*DATA LISTING:*
# # # # # # #

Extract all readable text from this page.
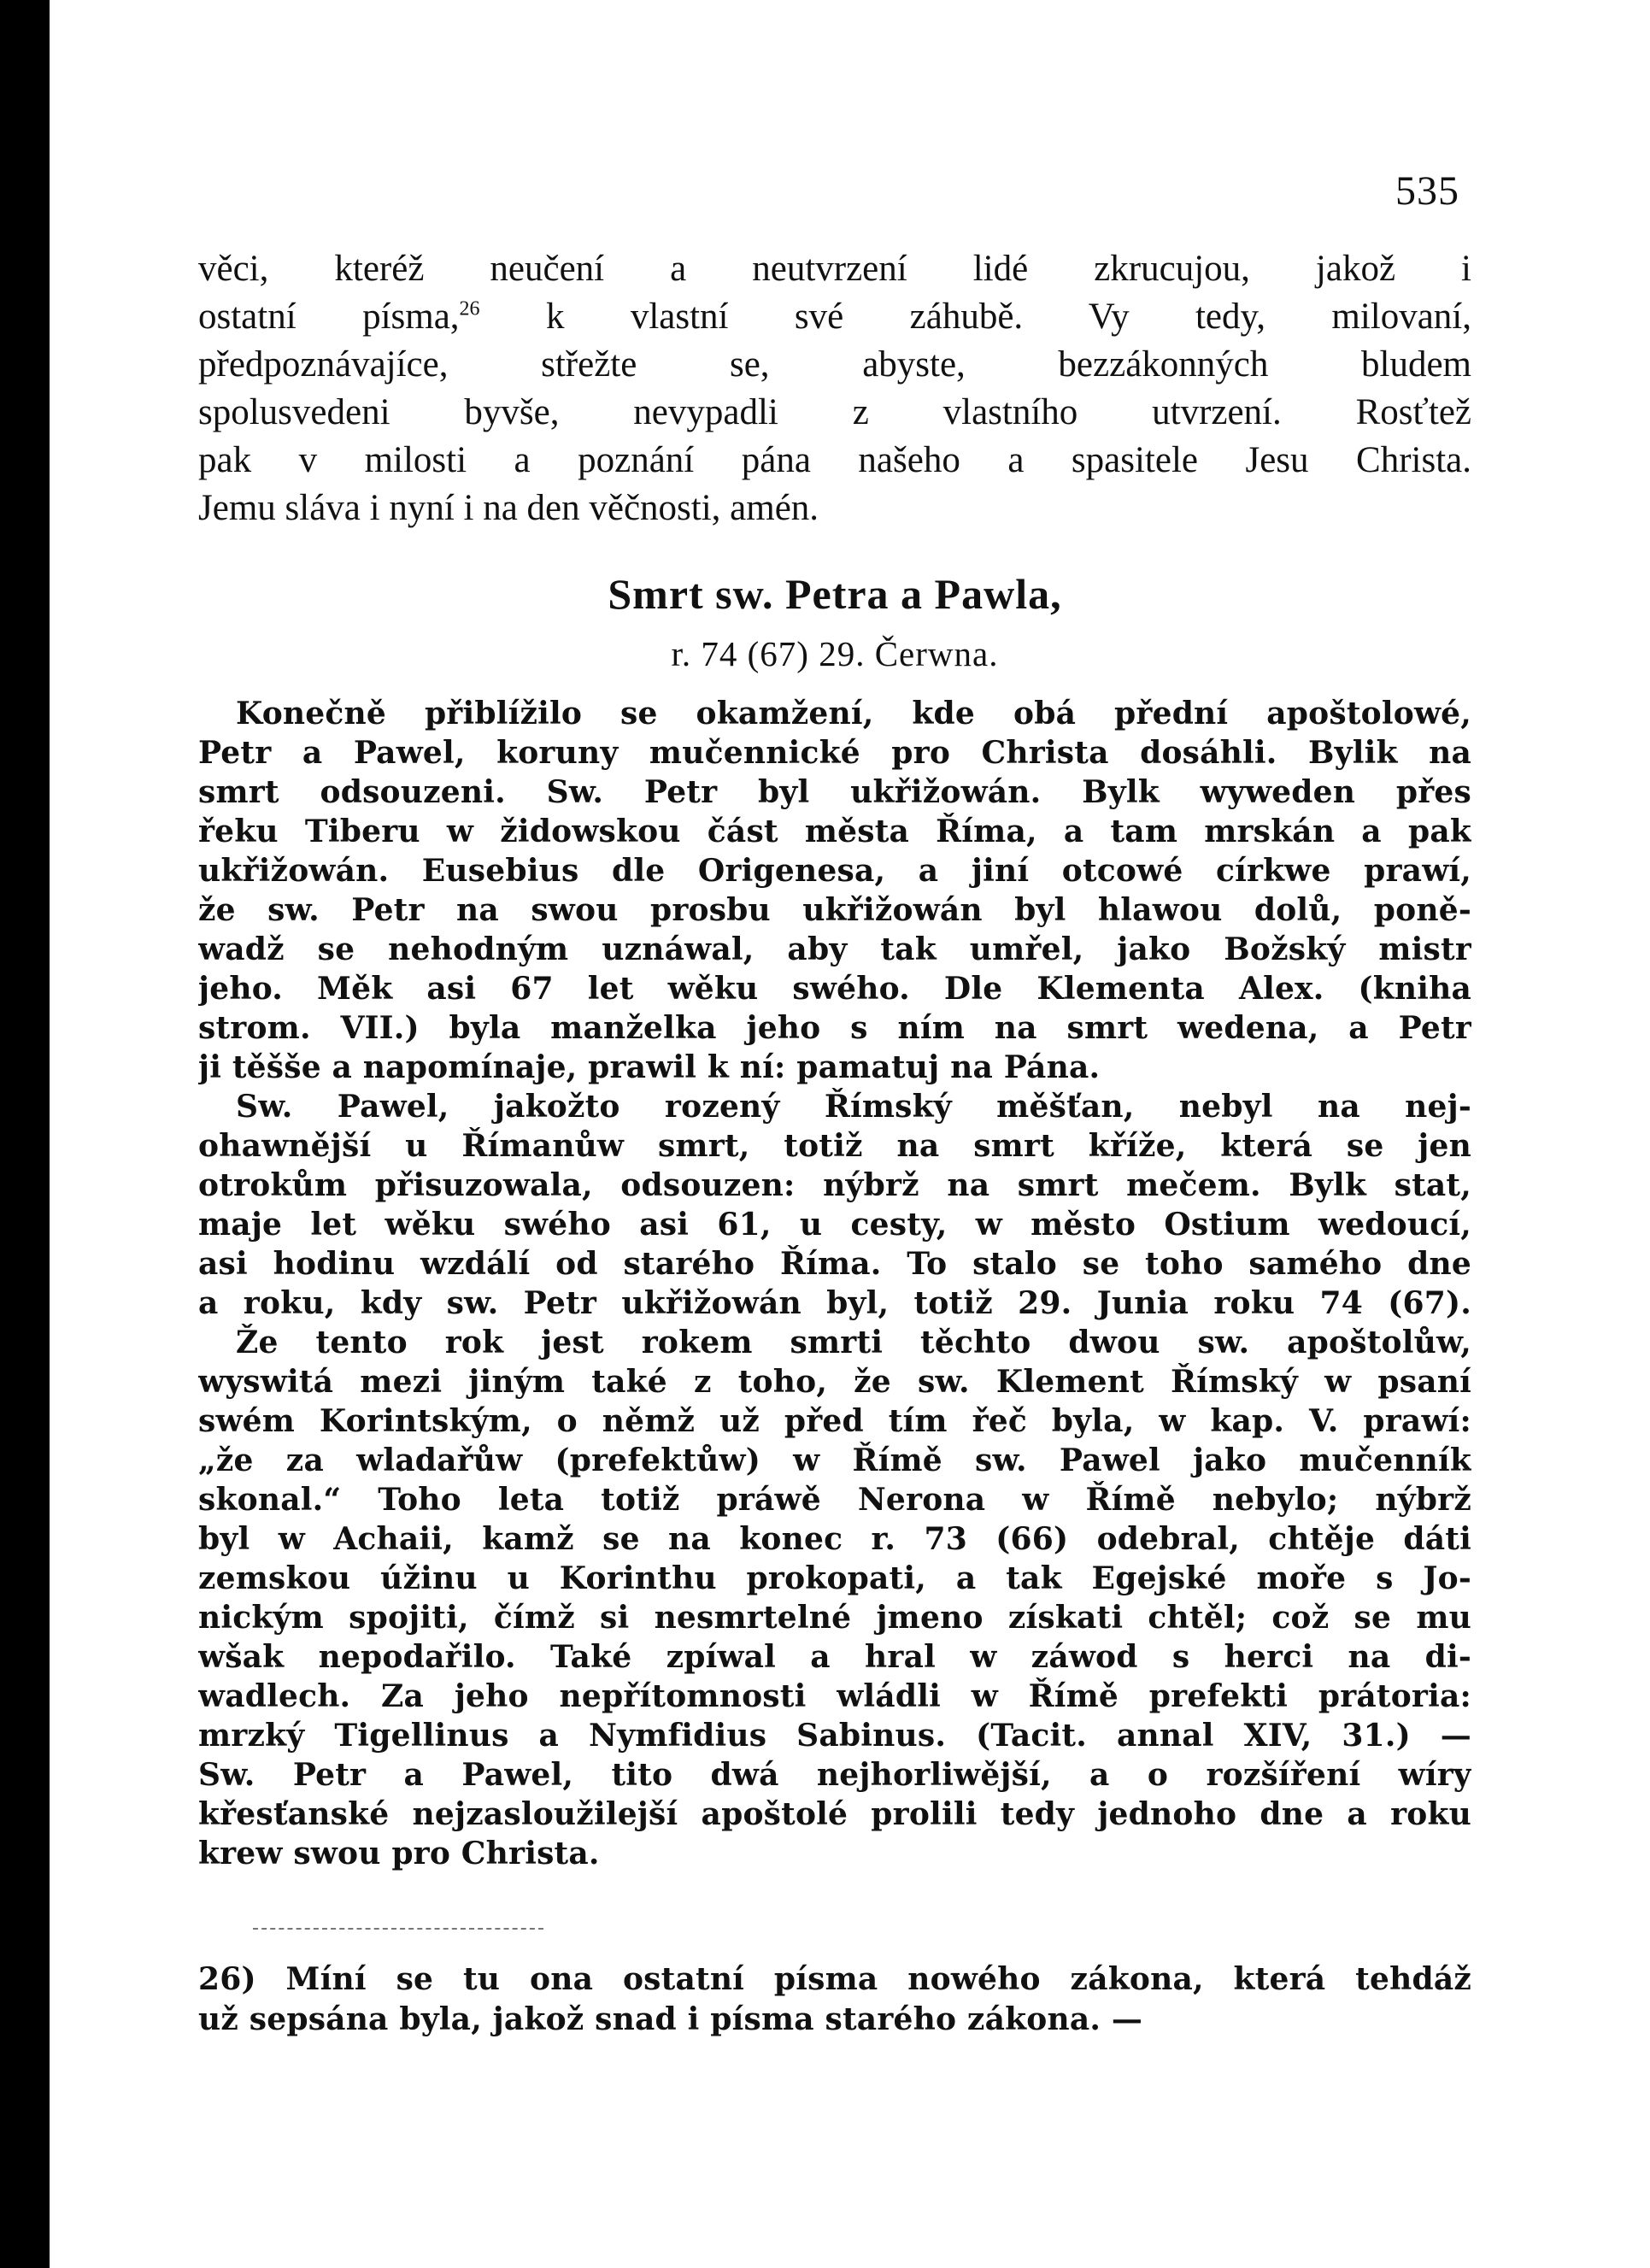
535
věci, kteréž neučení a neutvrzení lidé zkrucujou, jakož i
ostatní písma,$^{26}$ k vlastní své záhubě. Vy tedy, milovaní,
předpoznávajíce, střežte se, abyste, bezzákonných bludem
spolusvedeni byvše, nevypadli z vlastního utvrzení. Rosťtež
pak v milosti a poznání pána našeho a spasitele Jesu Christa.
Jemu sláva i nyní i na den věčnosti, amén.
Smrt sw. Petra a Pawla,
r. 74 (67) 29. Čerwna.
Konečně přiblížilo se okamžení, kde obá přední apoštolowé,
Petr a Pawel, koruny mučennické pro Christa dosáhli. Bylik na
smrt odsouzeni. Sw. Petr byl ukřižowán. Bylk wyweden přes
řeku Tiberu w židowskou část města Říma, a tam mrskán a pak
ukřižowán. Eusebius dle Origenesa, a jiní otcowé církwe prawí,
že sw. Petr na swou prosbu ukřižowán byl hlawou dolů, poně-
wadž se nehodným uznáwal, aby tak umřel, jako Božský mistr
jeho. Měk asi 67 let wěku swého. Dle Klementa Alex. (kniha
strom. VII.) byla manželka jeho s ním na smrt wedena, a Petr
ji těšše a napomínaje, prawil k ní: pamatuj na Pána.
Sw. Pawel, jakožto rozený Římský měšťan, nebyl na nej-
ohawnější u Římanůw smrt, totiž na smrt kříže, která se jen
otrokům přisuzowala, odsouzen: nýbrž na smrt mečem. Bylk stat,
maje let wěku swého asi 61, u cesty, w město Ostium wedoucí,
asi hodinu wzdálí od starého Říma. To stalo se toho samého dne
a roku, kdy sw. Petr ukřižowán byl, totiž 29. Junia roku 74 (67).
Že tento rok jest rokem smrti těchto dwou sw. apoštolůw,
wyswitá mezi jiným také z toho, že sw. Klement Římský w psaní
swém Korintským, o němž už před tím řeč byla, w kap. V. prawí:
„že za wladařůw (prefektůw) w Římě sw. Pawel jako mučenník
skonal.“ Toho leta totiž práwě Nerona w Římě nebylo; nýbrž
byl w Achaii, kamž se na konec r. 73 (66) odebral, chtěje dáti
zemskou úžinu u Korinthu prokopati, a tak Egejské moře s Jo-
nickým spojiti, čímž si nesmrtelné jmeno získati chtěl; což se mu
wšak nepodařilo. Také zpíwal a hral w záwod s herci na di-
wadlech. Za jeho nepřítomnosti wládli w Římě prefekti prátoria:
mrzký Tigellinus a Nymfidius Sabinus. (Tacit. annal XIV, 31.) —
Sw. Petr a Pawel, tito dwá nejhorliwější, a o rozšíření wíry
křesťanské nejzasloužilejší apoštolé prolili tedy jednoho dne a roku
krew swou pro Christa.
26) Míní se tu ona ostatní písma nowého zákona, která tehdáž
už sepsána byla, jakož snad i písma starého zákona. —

# # # # # # #

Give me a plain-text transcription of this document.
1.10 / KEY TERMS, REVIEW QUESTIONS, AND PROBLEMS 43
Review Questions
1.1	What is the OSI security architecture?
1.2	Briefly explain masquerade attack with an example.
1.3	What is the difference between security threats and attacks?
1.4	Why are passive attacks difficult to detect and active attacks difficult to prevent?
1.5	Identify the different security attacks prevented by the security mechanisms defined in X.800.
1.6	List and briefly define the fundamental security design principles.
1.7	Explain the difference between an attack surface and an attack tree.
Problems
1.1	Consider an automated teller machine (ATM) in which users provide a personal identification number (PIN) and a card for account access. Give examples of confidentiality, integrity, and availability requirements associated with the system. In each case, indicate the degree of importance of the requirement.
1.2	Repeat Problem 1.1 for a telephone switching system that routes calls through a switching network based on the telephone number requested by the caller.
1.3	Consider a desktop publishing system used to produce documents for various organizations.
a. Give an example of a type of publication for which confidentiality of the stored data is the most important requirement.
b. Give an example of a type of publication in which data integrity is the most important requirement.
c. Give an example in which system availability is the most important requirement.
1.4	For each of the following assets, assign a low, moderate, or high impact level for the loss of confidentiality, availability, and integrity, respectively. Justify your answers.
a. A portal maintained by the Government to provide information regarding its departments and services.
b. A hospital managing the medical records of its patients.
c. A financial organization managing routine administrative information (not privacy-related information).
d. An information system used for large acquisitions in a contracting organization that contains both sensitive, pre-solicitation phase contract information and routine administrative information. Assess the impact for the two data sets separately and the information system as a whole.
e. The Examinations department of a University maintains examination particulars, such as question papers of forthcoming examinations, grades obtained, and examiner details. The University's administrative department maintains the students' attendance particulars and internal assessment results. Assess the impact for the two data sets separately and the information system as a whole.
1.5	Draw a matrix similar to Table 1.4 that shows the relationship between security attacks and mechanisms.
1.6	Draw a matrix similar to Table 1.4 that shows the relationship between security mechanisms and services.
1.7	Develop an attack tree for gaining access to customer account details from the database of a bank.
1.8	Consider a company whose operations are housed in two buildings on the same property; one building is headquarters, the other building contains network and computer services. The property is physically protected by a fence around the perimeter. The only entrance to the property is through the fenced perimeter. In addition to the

# # # # # # #

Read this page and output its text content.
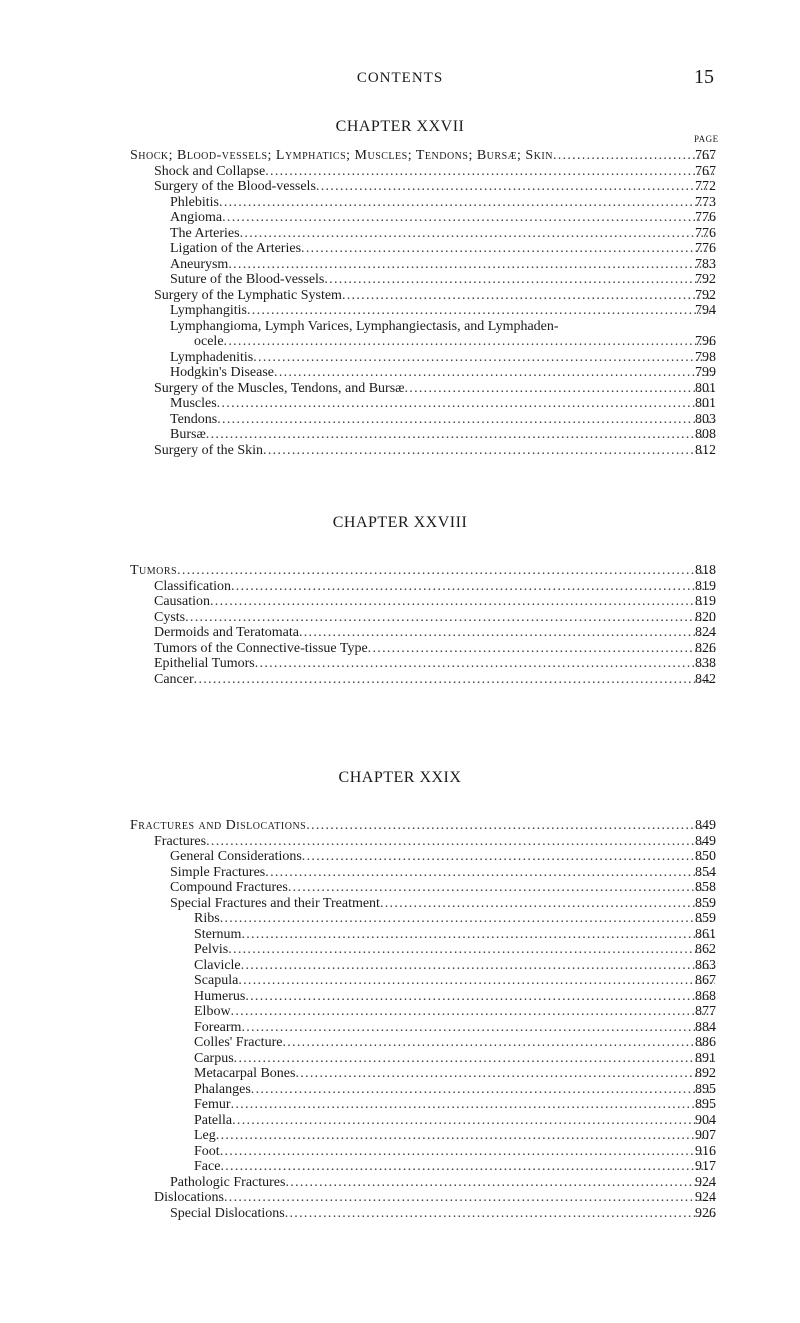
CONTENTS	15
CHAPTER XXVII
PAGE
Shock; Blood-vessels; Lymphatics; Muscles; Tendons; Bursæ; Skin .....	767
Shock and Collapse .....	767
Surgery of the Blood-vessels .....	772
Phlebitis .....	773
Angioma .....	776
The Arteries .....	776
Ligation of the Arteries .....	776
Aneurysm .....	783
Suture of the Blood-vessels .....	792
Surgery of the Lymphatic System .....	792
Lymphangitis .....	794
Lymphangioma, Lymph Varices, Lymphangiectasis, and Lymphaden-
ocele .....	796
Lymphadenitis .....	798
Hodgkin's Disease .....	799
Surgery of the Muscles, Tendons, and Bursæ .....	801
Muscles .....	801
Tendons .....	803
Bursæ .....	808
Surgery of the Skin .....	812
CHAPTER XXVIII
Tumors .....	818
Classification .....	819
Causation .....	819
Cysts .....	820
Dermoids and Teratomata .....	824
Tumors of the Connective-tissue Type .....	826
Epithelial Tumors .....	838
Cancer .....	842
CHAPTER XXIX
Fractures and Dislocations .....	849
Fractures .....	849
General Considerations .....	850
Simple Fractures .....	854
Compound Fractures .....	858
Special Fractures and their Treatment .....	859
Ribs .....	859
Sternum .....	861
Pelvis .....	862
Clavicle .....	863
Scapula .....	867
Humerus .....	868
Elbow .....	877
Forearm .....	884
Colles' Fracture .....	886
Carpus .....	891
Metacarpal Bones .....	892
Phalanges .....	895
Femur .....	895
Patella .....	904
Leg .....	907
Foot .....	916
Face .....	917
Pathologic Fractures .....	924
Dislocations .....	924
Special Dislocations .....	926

# # # # # # #

*WHAT NEEDS TO BE DONE:* Wherever a line in the data above holds "Muscles", copy that line.

*RESULT OF THE TASK:*
Shock; Blood-vessels; Lymphatics; Muscles; Tendons; Bursæ; Skin .....	767
Surgery of the Muscles, Tendons, and Bursæ .....	801
Muscles .....	801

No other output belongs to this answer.